==== Entries supplied

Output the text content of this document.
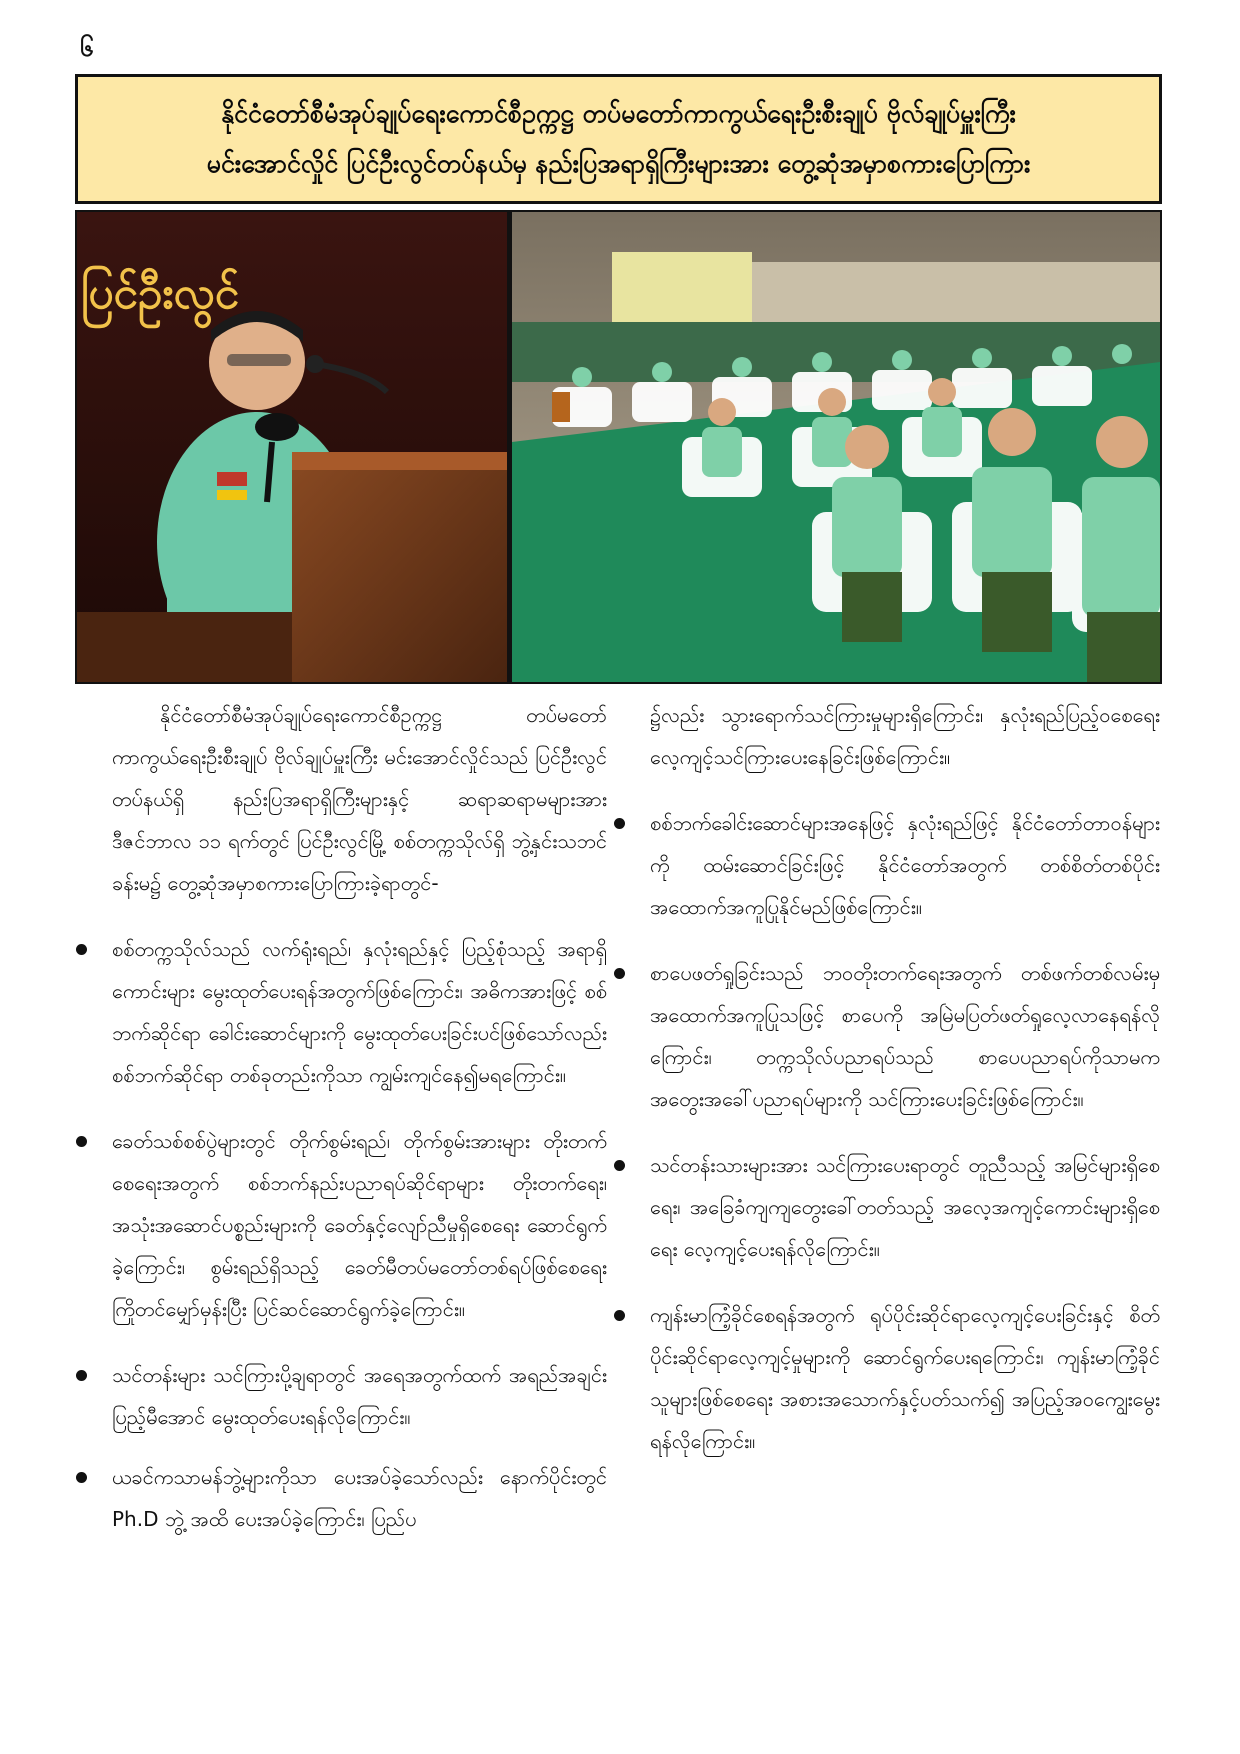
၆
နိုင်ငံတော်စီမံအုပ်ချုပ်ရေးကောင်စီဥက္ကဋ္ဌ တပ်မတော်ကာကွယ်ရေးဦးစီးချုပ် ဗိုလ်ချုပ်မှူးကြီး
မင်းအောင်လှိုင် ပြင်ဦးလွင်တပ်နယ်မှ နည်းပြအရာရှိကြီးများအား တွေ့ဆုံအမှာစကားပြောကြား
ပြင်ဦးလွင်

နိုင်ငံတော်စီမံအုပ်ချုပ်ရေးကောင်စီဥက္ကဋ္ဌ တပ်မတော်ကာကွယ်ရေးဦးစီးချုပ် ဗိုလ်ချုပ်မှူးကြီး မင်းအောင်လှိုင်သည် ပြင်ဦးလွင်တပ်နယ်ရှိ နည်းပြအရာရှိကြီးများနှင့် ဆရာဆရာမများအား ဒီဇင်ဘာလ ၁၁ ရက်တွင် ပြင်ဦးလွင်မြို့ စစ်တက္ကသိုလ်ရှိ ဘွဲ့နှင်းသဘင်ခန်းမ၌ တွေ့ဆုံအမှာစကားပြောကြားခဲ့ရာတွင်-

စစ်တက္ကသိုလ်သည် လက်ရုံးရည်၊ နှလုံးရည်နှင့် ပြည့်စုံသည့် အရာရှိကောင်းများ မွေးထုတ်ပေးရန်အတွက်ဖြစ်ကြောင်း၊ အဓိကအားဖြင့် စစ်ဘက်ဆိုင်ရာ ခေါင်းဆောင်များကို မွေးထုတ်ပေးခြင်းပင်ဖြစ်သော်လည်း စစ်ဘက်ဆိုင်ရာ တစ်ခုတည်းကိုသာ ကျွမ်းကျင်နေ၍မရကြောင်း။
ခေတ်သစ်စစ်ပွဲများတွင် တိုက်စွမ်းရည်၊ တိုက်စွမ်းအားများ တိုးတက်စေရေးအတွက် စစ်ဘက်နည်းပညာရပ်ဆိုင်ရာများ တိုးတက်ရေး၊ အသုံးအဆောင်ပစ္စည်းများကို ခေတ်နှင့်လျော်ညီမှုရှိစေရေး ဆောင်ရွက်ခဲ့ကြောင်း၊ စွမ်းရည်ရှိသည့် ခေတ်မီတပ်မတော်တစ်ရပ်ဖြစ်စေရေး ကြိုတင်မျှော်မှန်းပြီး ပြင်ဆင်ဆောင်ရွက်ခဲ့ကြောင်း။
သင်တန်းများ သင်ကြားပို့ချရာတွင် အရေအတွက်ထက် အရည်အချင်း ပြည့်မီအောင် မွေးထုတ်ပေးရန်လိုကြောင်း။
ယခင်ကသာမန်ဘွဲ့များကိုသာ ပေးအပ်ခဲ့သော်လည်း နောက်ပိုင်းတွင် Ph.D ဘွဲ့ အထိ ပေးအပ်ခဲ့ကြောင်း၊ ပြည်ပ

၌လည်း သွားရောက်သင်ကြားမှုများရှိကြောင်း၊ နှလုံးရည်ပြည့်ဝစေရေး လေ့ကျင့်သင်ကြားပေးနေခြင်းဖြစ်ကြောင်း။

စစ်ဘက်ခေါင်းဆောင်များအနေဖြင့် နှလုံးရည်ဖြင့် နိုင်ငံတော်တာဝန်များကို ထမ်းဆောင်ခြင်းဖြင့် နိုင်ငံတော်အတွက် တစ်စိတ်တစ်ပိုင်း အထောက်အကူပြုနိုင်မည်ဖြစ်ကြောင်း။
စာပေဖတ်ရှုခြင်းသည် ဘဝတိုးတက်ရေးအတွက် တစ်ဖက်တစ်လမ်းမှ အထောက်အကူပြုသဖြင့် စာပေကို အမြဲမပြတ်ဖတ်ရှုလေ့လာနေရန်လိုကြောင်း၊ တက္ကသိုလ်ပညာရပ်သည် စာပေပညာရပ်ကိုသာမက အတွေးအခေါ်ပညာရပ်များကို သင်ကြားပေးခြင်းဖြစ်ကြောင်း။
သင်တန်းသားများအား သင်ကြားပေးရာတွင် တူညီသည့် အမြင်များရှိစေရေး၊ အခြေခံကျကျတွေးခေါ်တတ်သည့် အလေ့အကျင့်ကောင်းများရှိစေရေး လေ့ကျင့်ပေးရန်လိုကြောင်း။
ကျန်းမာကြံ့ခိုင်စေရန်အတွက် ရုပ်ပိုင်းဆိုင်ရာလေ့ကျင့်ပေးခြင်းနှင့် စိတ်ပိုင်းဆိုင်ရာလေ့ကျင့်မှုများကို ဆောင်ရွက်ပေးရကြောင်း၊ ကျန်းမာကြံ့ခိုင်သူများဖြစ်စေရေး အစားအသောက်နှင့်ပတ်သက်၍ အပြည့်အဝကျွေးမွေးရန်လိုကြောင်း။
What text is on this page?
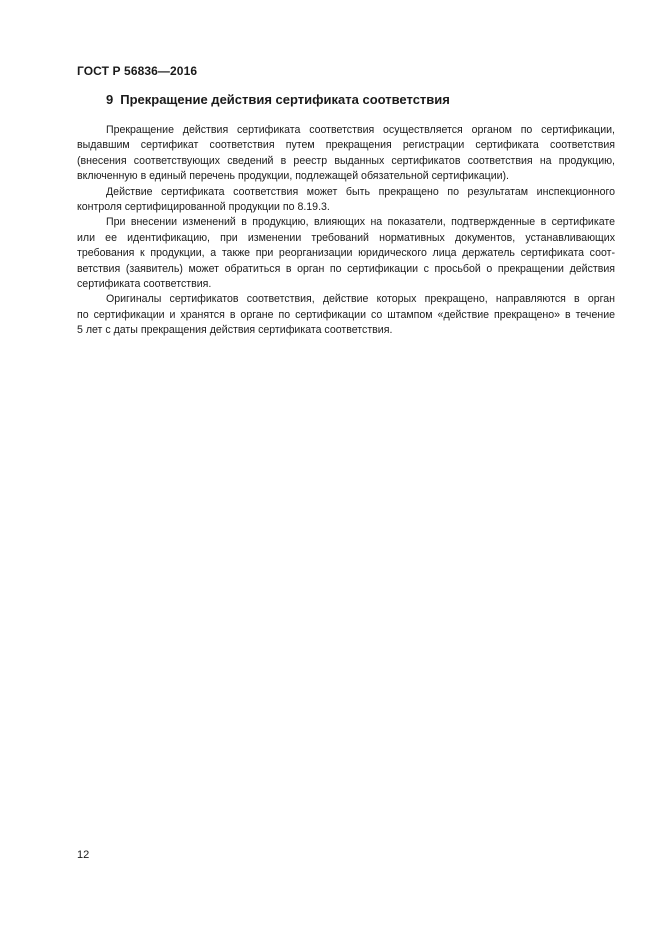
ГОСТ Р 56836—2016
9 Прекращение действия сертификата соответствия

Прекращение действия сертификата соответствия осуществляется органом по сертификации,
выдавшим сертификат соответствия путем прекращения регистрации сертификата соответствия
(внесения соответствующих сведений в реестр выданных сертификатов соответствия на продукцию,
включенную в единый перечень продукции, подлежащей обязательной сертификации).

Действие сертификата соответствия может быть прекращено по результатам инспекционного
контроля сертифицированной продукции по 8.19.3.

При внесении изменений в продукцию, влияющих на показатели, подтвержденные в сертификате
или ее идентификацию, при изменении требований нормативных документов, устанавливающих
требования к продукции, а также при реорганизации юридического лица держатель сертификата соот-
ветствия (заявитель) может обратиться в орган по сертификации с просьбой о прекращении действия
сертификата соответствия.

Оригиналы сертификатов соответствия, действие которых прекращено, направляются в орган
по сертификации и хранятся в органе по сертификации со штампом «действие прекращено» в течение
5 лет с даты прекращения действия сертификата соответствия.

12
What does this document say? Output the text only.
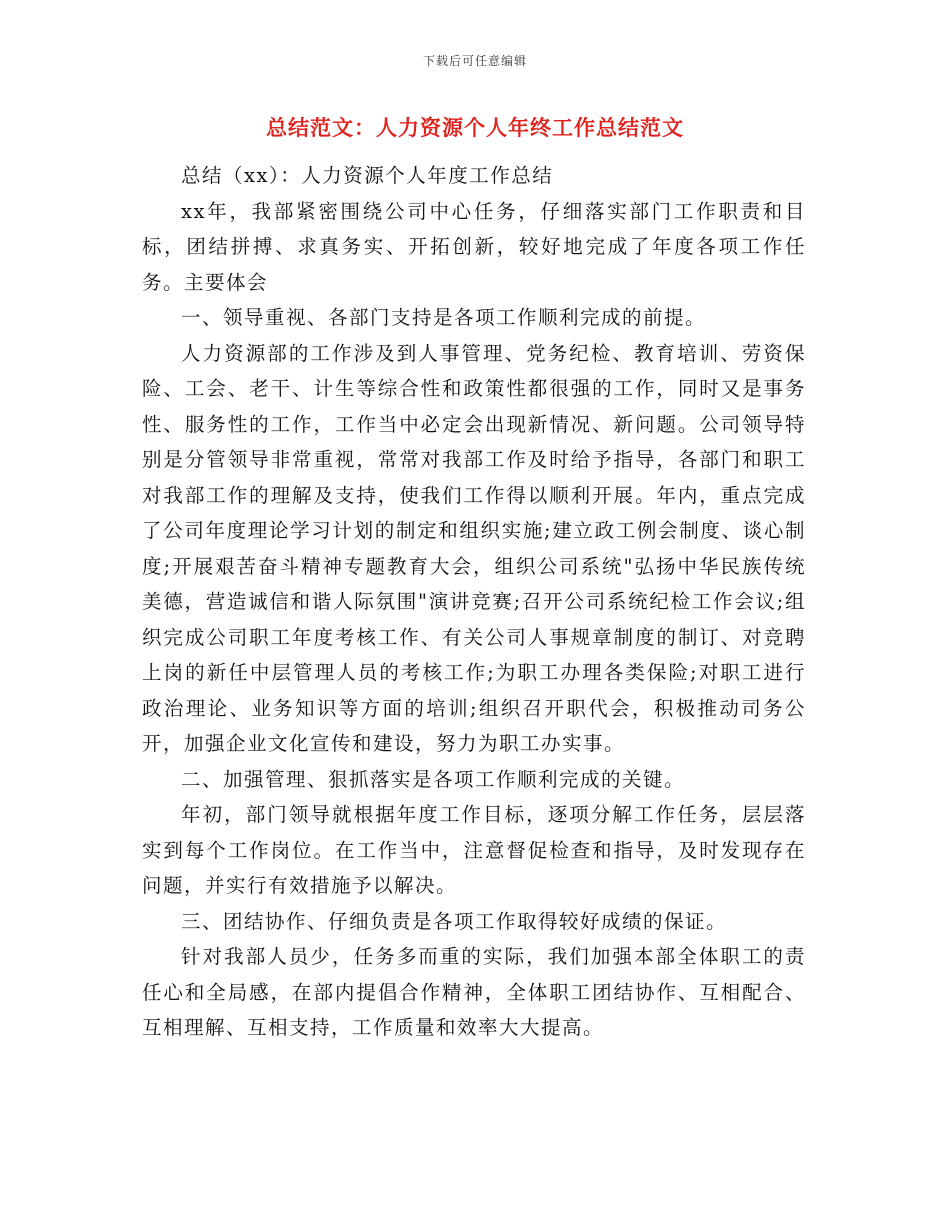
下载后可任意编辑
总结范文：人力资源个人年终工作总结范文

总结（xx）：人力资源个人年度工作总结

xx年，我部紧密围绕公司中心任务，仔细落实部门工作职责和目标，团结拼搏、求真务实、开拓创新，较好地完成了年度各项工作任务。主要体会

一、领导重视、各部门支持是各项工作顺利完成的前提。

人力资源部的工作涉及到人事管理、党务纪检、教育培训、劳资保险、工会、老干、计生等综合性和政策性都很强的工作，同时又是事务性、服务性的工作，工作当中必定会出现新情况、新问题。公司领导特别是分管领导非常重视，常常对我部工作及时给予指导，各部门和职工对我部工作的理解及支持，使我们工作得以顺利开展。年内，重点完成了公司年度理论学习计划的制定和组织实施;建立政工例会制度、谈心制度;开展艰苦奋斗精神专题教育大会，组织公司系统"弘扬中华民族传统美德，营造诚信和谐人际氛围"演讲竞赛;召开公司系统纪检工作会议;组织完成公司职工年度考核工作、有关公司人事规章制度的制订、对竞聘上岗的新任中层管理人员的考核工作;为职工办理各类保险;对职工进行政治理论、业务知识等方面的培训;组织召开职代会，积极推动司务公开，加强企业文化宣传和建设，努力为职工办实事。

二、加强管理、狠抓落实是各项工作顺利完成的关键。

年初，部门领导就根据年度工作目标，逐项分解工作任务，层层落实到每个工作岗位。在工作当中，注意督促检查和指导，及时发现存在问题，并实行有效措施予以解决。

三、团结协作、仔细负责是各项工作取得较好成绩的保证。

针对我部人员少，任务多而重的实际，我们加强本部全体职工的责任心和全局感，在部内提倡合作精神，全体职工团结协作、互相配合、互相理解、互相支持，工作质量和效率大大提高。
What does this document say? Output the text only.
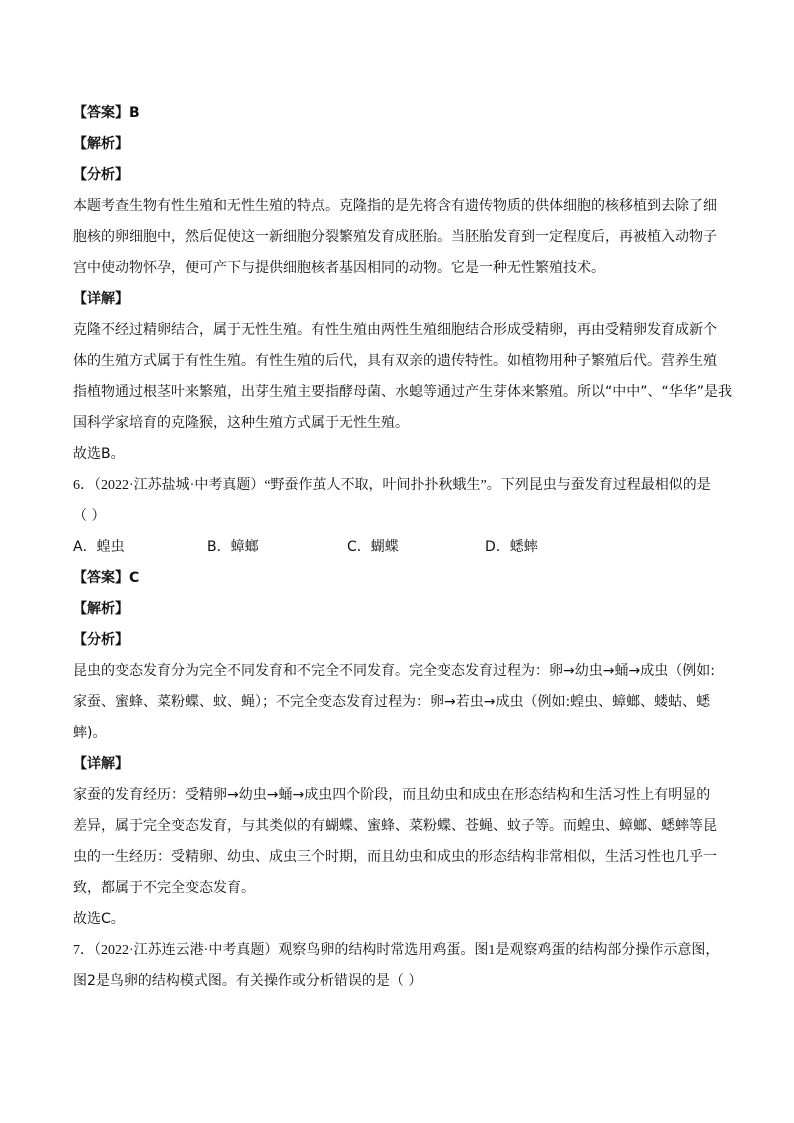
【答案】B
【解析】
【分析】
本题考查生物有性生殖和无性生殖的特点。克隆指的是先将含有遗传物质的供体细胞的核移植到去除了细
胞核的卵细胞中，然后促使这一新细胞分裂繁殖发育成胚胎。当胚胎发育到一定程度后，再被植入动物子
宫中使动物怀孕，便可产下与提供细胞核者基因相同的动物。它是一种无性繁殖技术。
【详解】
克隆不经过精卵结合，属于无性生殖。有性生殖由两性生殖细胞结合形成受精卵，再由受精卵发育成新个
体的生殖方式属于有性生殖。有性生殖的后代，具有双亲的遗传特性。如植物用种子繁殖后代。营养生殖
指植物通过根茎叶来繁殖，出芽生殖主要指酵母菌、水螅等通过产生芽体来繁殖。所以“中中”、“华华”是我
国科学家培育的克隆猴，这种生殖方式属于无性生殖。
故选B。
6．（2022·江苏盐城·中考真题）“野蚕作茧人不取，叶间扑扑秋蛾生”。下列昆虫与蚕发育过程最相似的是
（ ）
A．蝗虫	B．蟑螂	C．蝴蝶	D．蟋蟀
【答案】C
【解析】
【分析】
昆虫的变态发育分为完全不同发育和不完全不同发育。完全变态发育过程为：卵→幼虫→蛹→成虫（例如:
家蚕、蜜蜂、菜粉蝶、蚊、蝇）；不完全变态发育过程为：卵→若虫→成虫（例如:蝗虫、蟑螂、蝼蛄、蟋
蟀)。
【详解】
家蚕的发育经历：受精卵→幼虫→蛹→成虫四个阶段，而且幼虫和成虫在形态结构和生活习性上有明显的
差异，属于完全变态发育，与其类似的有蝴蝶、蜜蜂、菜粉蝶、苍蝇、蚊子等。而蝗虫、蟑螂、蟋蟀等昆
虫的一生经历：受精卵、幼虫、成虫三个时期，而且幼虫和成虫的形态结构非常相似，生活习性也几乎一
致，都属于不完全变态发育。
故选C。
7．（2022·江苏连云港·中考真题）观察鸟卵的结构时常选用鸡蛋。图1是观察鸡蛋的结构部分操作示意图，
图2是鸟卵的结构模式图。有关操作或分析错误的是（ ）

========

Objective » Using the records given above, list every line that includes the word "сертификации".

Reply »
Прекращение действия сертификата соответствия осуществляется органом по сертификации,
включенную в единый перечень продукции, подлежащей обязательной сертификации).
ветствия (заявитель) может обратиться в орган по сертификации с просьбой о прекращении действия
по сертификации и хранятся в органе по сертификации со штампом «действие прекращено» в течение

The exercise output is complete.